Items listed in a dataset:
##########

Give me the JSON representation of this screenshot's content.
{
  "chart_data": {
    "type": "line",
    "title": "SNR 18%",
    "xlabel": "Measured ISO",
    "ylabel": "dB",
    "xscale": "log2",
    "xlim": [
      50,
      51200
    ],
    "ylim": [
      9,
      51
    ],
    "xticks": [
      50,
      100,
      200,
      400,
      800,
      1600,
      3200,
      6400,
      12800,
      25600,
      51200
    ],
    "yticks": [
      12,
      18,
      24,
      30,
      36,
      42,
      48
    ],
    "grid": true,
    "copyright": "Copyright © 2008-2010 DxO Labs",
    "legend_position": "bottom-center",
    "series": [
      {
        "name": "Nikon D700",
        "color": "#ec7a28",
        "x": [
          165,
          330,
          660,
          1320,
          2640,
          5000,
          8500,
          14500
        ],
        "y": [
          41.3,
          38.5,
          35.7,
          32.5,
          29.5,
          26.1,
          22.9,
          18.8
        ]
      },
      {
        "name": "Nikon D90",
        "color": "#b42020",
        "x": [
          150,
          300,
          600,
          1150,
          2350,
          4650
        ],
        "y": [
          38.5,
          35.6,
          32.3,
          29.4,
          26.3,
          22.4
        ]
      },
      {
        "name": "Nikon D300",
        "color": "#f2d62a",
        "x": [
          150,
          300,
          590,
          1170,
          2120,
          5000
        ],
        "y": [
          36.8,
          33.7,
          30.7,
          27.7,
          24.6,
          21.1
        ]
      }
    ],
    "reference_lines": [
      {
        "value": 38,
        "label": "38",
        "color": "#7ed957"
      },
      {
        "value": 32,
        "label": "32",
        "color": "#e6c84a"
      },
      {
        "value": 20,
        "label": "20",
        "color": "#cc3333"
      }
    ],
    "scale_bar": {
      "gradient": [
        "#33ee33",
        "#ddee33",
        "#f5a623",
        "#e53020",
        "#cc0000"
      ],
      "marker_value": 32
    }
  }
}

##########

- [What is required]: From the first line to the last, please quote the material above exactly.

- [Response to this task]:
Give me the JSON representation of this screenshot's content.
{
  "chart_data": {
    "type": "line",
    "title": "SNR 18%",
    "xlabel": "Measured ISO",
    "ylabel": "dB",
    "xscale": "log2",
    "xlim": [
      50,
      51200
    ],
    "ylim": [
      9,
      51
    ],
    "xticks": [
      50,
      100,
      200,
      400,
      800,
      1600,
      3200,
      6400,
      12800,
      25600,
      51200
    ],
    "yticks": [
      12,
      18,
      24,
      30,
      36,
      42,
      48
    ],
    "grid": true,
    "copyright": "Copyright © 2008-2010 DxO Labs",
    "legend_position": "bottom-center",
    "series": [
      {
        "name": "Nikon D700",
        "color": "#ec7a28",
        "x": [
          165,
          330,
          660,
          1320,
          2640,
          5000,
          8500,
          14500
        ],
        "y": [
          41.3,
          38.5,
          35.7,
          32.5,
          29.5,
          26.1,
          22.9,
          18.8
        ]
      },
      {
        "name": "Nikon D90",
        "color": "#b42020",
        "x": [
          150,
          300,
          600,
          1150,
          2350,
          4650
        ],
        "y": [
          38.5,
          35.6,
          32.3,
          29.4,
          26.3,
          22.4
        ]
      },
      {
        "name": "Nikon D300",
        "color": "#f2d62a",
        "x": [
          150,
          300,
          590,
          1170,
          2120,
          5000
        ],
        "y": [
          36.8,
          33.7,
          30.7,
          27.7,
          24.6,
          21.1
        ]
      }
    ],
    "reference_lines": [
      {
        "value": 38,
        "label": "38",
        "color": "#7ed957"
      },
      {
        "value": 32,
        "label": "32",
        "color": "#e6c84a"
      },
      {
        "value": 20,
        "label": "20",
        "color": "#cc3333"
      }
    ],
    "scale_bar": {
      "gradient": [
        "#33ee33",
        "#ddee33",
        "#f5a623",
        "#e53020",
        "#cc0000"
      ],
      "marker_value": 32
    }
  }
}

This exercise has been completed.